▶ **TEXT EXTRACT**

☆ ☆ ☆ ☆ ☆ ☆ ☆

I might not know all the rules of football (yet!), but I do know that delicious snacks are a must when watching professional and college games on TV. This football season, level up your snacking game with these winning recipes from cooking pros. 

Jalapeño Popper Pigs in a Blanket

Recipe by Jason Goldstein, food blogger and recipe developer for Chop Happy

This magical mashup of classic finger foods is what your game day spread needs. “Using premade crescent dough, mini hot dogs are rolled up with a combination of cream cheese, Cheddar cheese and chopped jalapeño, then baked until lightly browned and the cheese is bubbling,” Jason said. “These can be assembled and frozen before baking, making it easy to take from freezer to oven on game day.”

Recipe for Jalapeño Popper Pigs in a Blanket

Yields 6 servings


1 package crescent dough (cut into 1-inch triangles)

1 package mini hot dogs

1 egg, whisked

8 oz cream cheese

1 c Cheddar cheese, grated (save some for sprinkling on top)

1 jalapeño, seeded and chopped

1 tsp sriracha

1 clove garlic, grated

2 scallions, chopped

1 tsp salt

1 tsp pepper


Preheat the oven to 400 degrees Fahrenheit.

In a bowl, mix the cream cheese, Cheddar cheese, jalapeño, Sriracha, garlic, scallions, salt and pepper.

Smear a tablespoon of the cheese mixture onto a crescent dough piece. Then, place a hot dog on one end of the crescent piece and roll up. Repeat until you have used all the dough, cheese and hot dogs.

☆ ☆ ☆ ☆ ☆ ☆ ☆

▶ **DIRECTIONS**
(a) In the recipe excerpt, to what temperature is the oven preheated?
(b) Transcribe the part of the recipe excerpt that opens with the words containing "Recipe for Jalapeño" and closes with "sprinkling on top)".
(c) Name every ingredient that the recipe excerpt says to mix together in a bowl.

▶ **Labeled region entries**
☆ ☆ ☆ ☆ ☆ ☆ ☆

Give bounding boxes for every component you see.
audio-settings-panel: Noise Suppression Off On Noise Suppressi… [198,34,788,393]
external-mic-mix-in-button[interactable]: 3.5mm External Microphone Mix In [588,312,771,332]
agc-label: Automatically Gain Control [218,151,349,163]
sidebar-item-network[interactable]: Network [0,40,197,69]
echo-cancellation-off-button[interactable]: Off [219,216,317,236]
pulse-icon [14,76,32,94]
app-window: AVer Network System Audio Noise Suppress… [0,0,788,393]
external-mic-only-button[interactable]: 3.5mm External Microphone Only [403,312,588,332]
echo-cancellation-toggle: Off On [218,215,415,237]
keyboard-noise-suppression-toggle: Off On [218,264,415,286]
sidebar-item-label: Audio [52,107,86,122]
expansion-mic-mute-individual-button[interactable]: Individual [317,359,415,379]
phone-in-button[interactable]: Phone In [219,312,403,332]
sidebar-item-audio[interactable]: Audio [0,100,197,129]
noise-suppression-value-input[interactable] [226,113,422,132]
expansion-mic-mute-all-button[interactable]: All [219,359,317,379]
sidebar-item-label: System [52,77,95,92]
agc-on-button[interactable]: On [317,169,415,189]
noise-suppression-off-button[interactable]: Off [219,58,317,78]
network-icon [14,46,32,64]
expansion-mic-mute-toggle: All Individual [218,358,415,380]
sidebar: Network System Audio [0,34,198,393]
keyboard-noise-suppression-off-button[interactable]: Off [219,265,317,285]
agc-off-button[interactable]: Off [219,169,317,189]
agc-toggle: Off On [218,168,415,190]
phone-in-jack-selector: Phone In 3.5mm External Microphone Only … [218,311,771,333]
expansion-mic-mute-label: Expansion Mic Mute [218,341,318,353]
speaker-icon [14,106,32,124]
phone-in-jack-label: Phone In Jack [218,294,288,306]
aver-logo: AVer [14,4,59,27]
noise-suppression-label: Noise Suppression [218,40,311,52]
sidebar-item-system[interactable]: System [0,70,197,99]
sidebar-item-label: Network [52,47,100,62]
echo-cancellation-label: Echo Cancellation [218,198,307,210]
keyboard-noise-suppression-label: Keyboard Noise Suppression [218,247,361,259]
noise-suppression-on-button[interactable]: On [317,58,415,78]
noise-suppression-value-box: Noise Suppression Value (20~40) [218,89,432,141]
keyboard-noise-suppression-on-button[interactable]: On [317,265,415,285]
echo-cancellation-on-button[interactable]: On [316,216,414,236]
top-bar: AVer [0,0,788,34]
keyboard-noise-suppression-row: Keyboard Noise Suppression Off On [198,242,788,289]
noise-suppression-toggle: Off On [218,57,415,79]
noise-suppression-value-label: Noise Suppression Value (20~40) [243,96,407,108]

☆ ☆ ☆ ☆ ☆ ☆ ☆

▶ **EXPECTED ANSWERS**
(a) 400 degrees Fahrenheit.

(b)
Recipe for Jalapeño Popper Pigs in a Blanket

Yields 6 servings


1 package crescent dough (cut into 1-inch triangles)

1 package mini hot dogs

1 egg, whisked

8 oz cream cheese

1 c Cheddar cheese, grated (save some for sprinkling on top)

(c) Cream cheese, Cheddar cheese, jalapeño, Sriracha, garlic, scallions, salt and pepper.